Extracted information »
• • • •
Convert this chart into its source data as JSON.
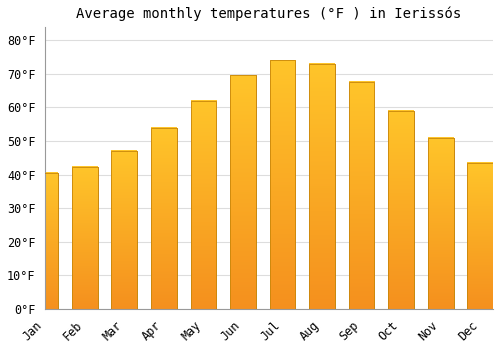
{
  "months": [
    "Jan",
    "Feb",
    "Mar",
    "Apr",
    "May",
    "Jun",
    "Jul",
    "Aug",
    "Sep",
    "Oct",
    "Nov",
    "Dec"
  ],
  "temperatures": [
    40.6,
    42.4,
    47.1,
    54.0,
    62.0,
    69.6,
    74.0,
    73.0,
    67.6,
    59.0,
    50.9,
    43.5
  ],
  "bar_color_top": "#FFC52A",
  "bar_color_bottom": "#F5901E",
  "bar_edge_color": "#C8860A",
  "background_color": "#FFFFFF",
  "plot_bg_color": "#FFFFFF",
  "grid_color": "#DDDDDD",
  "title": "Average monthly temperatures (°F ) in Ierissós",
  "title_fontsize": 10,
  "yticks": [
    0,
    10,
    20,
    30,
    40,
    50,
    60,
    70,
    80
  ],
  "ylim": [
    0,
    84
  ],
  "tick_font": "monospace",
  "tick_fontsize": 8.5,
  "title_font": "monospace",
  "bar_width": 0.65
}
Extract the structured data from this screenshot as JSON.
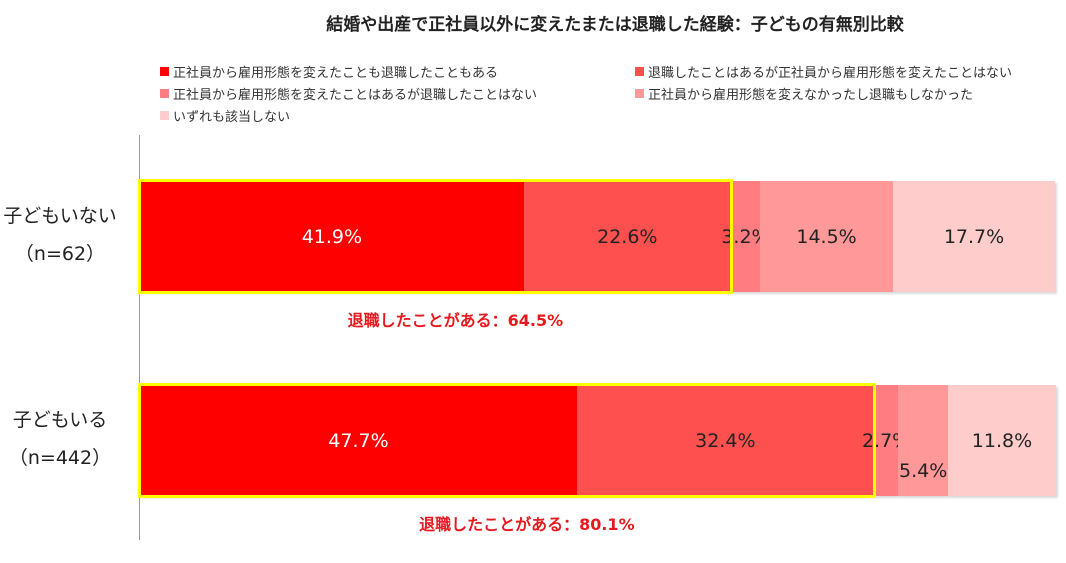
{
  "chart_data": {
    "type": "bar",
    "orientation": "horizontal-stacked-100",
    "title": "結婚や出産で正社員以外に変えたまたは退職した経験：子どもの有無別比較",
    "categories": [
      [
        "子どもいない",
        "（n=62）"
      ],
      [
        "子どもいる",
        "（n=442）"
      ]
    ],
    "series": [
      {
        "name": "正社員から雇用形態を変えたことも退職したこともある",
        "color": "#ff0000",
        "values": [
          41.9,
          47.7
        ]
      },
      {
        "name": "退職したことはあるが正社員から雇用形態を変えたことはない",
        "color": "#ff5050",
        "values": [
          22.6,
          32.4
        ]
      },
      {
        "name": "正社員から雇用形態を変えたことはあるが退職したことはない",
        "color": "#ff7c80",
        "values": [
          3.2,
          2.7
        ]
      },
      {
        "name": "正社員から雇用形態を変えなかったし退職もしなかった",
        "color": "#ff9999",
        "values": [
          14.5,
          5.4
        ]
      },
      {
        "name": "いずれも該当しない",
        "color": "#ffcccc",
        "values": [
          17.7,
          11.8
        ]
      }
    ],
    "annotations": [
      "退職したことがある：64.5%",
      "退職したことがある：80.1%"
    ],
    "highlight_color": "#ffff00",
    "xlim": [
      0,
      100
    ],
    "legend": "top",
    "grid": false
  }
}
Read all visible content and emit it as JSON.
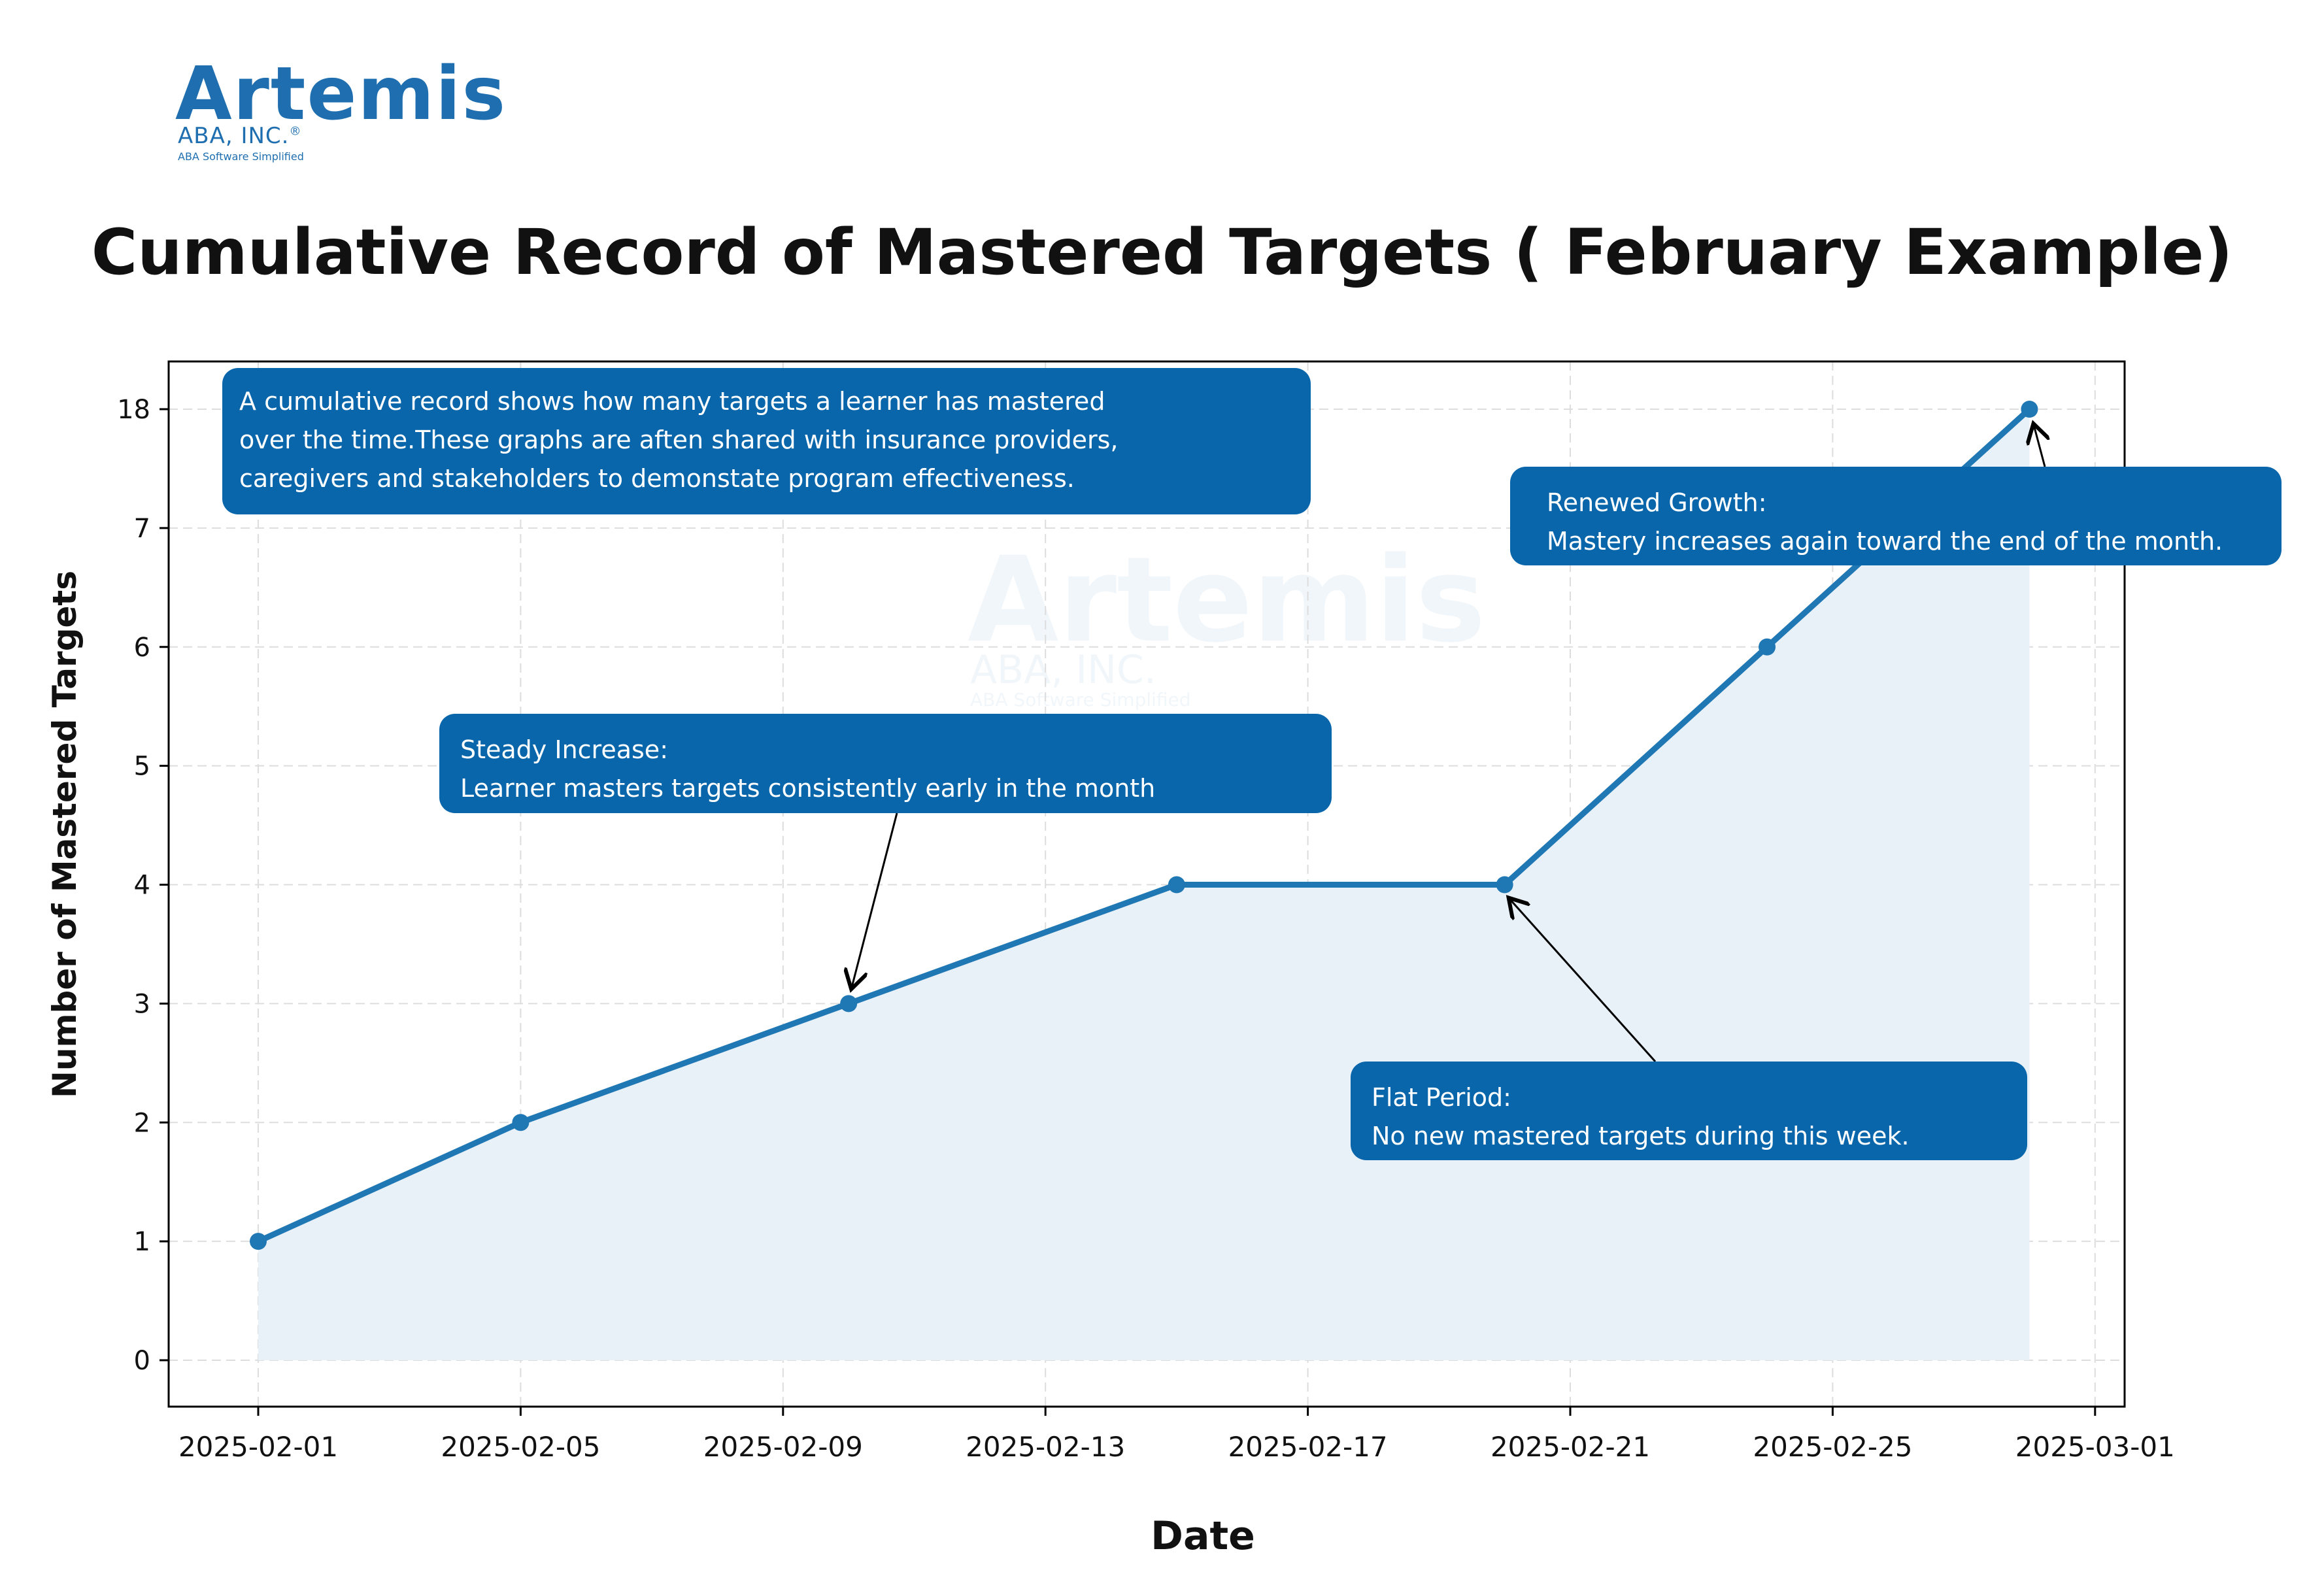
{
  "logo": {
    "word": "Artemis",
    "company": "ABA, INC.",
    "registered": "®",
    "tagline": "ABA Software Simplified"
  },
  "watermark": {
    "word": "Artemis",
    "company": "ABA, INC.",
    "tagline": "ABA Software Simplified"
  },
  "colors": {
    "line": "#1f77b4",
    "fill": "#e8f0f8",
    "callout": "#0a66ab",
    "brand": "#1f6fb0"
  },
  "chart_data": {
    "type": "line",
    "title": "Cumulative Record of Mastered Targets ( February Example)",
    "xlabel": "Date",
    "ylabel": "Number of Mastered Targets",
    "x": [
      "2025-02-01",
      "2025-02-05",
      "2025-02-10",
      "2025-02-15",
      "2025-02-20",
      "2025-02-24",
      "2025-02-28"
    ],
    "y": [
      1,
      2,
      3,
      4,
      4,
      6,
      18
    ],
    "y_ticks": [
      0,
      1,
      2,
      3,
      4,
      5,
      6,
      7,
      18
    ],
    "y_tick_labels": [
      "0",
      "1",
      "2",
      "3",
      "4",
      "5",
      "6",
      "7",
      "18"
    ],
    "x_ticks": [
      "2025-02-01",
      "2025-02-05",
      "2025-02-09",
      "2025-02-13",
      "2025-02-17",
      "2025-02-21",
      "2025-02-25",
      "2025-03-01"
    ],
    "x_tick_labels": [
      "2025-02-01",
      "2025-02-05",
      "2025-02-09",
      "2025-02-13",
      "2025-02-17",
      "2025-02-21",
      "2025-02-25",
      "2025-03-01"
    ],
    "grid": true,
    "area_fill": true,
    "annotations": [
      {
        "name": "intro",
        "lines": [
          "A cumulative record shows how many targets a learner has mastered",
          "over the time.These graphs are aften shared with insurance providers,",
          "caregivers and stakeholders to demonstate program effectiveness."
        ]
      },
      {
        "name": "steady",
        "heading": "Steady Increase:",
        "text": "Learner masters targets consistently early in the month",
        "points_to": "2025-02-10"
      },
      {
        "name": "flat",
        "heading": "Flat Period:",
        "text": "No new mastered targets during this week.",
        "points_to": "2025-02-20"
      },
      {
        "name": "renewed",
        "heading": "Renewed Growth:",
        "text": "Mastery increases again toward the end of the month.",
        "points_to": "2025-02-28"
      }
    ]
  }
}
• • • •
Look through the records and gather every line containing "temperatures".

Answer for the task »
  "temperatures": [
  "title": "Average monthly temperatures (°F ) in Ierissós",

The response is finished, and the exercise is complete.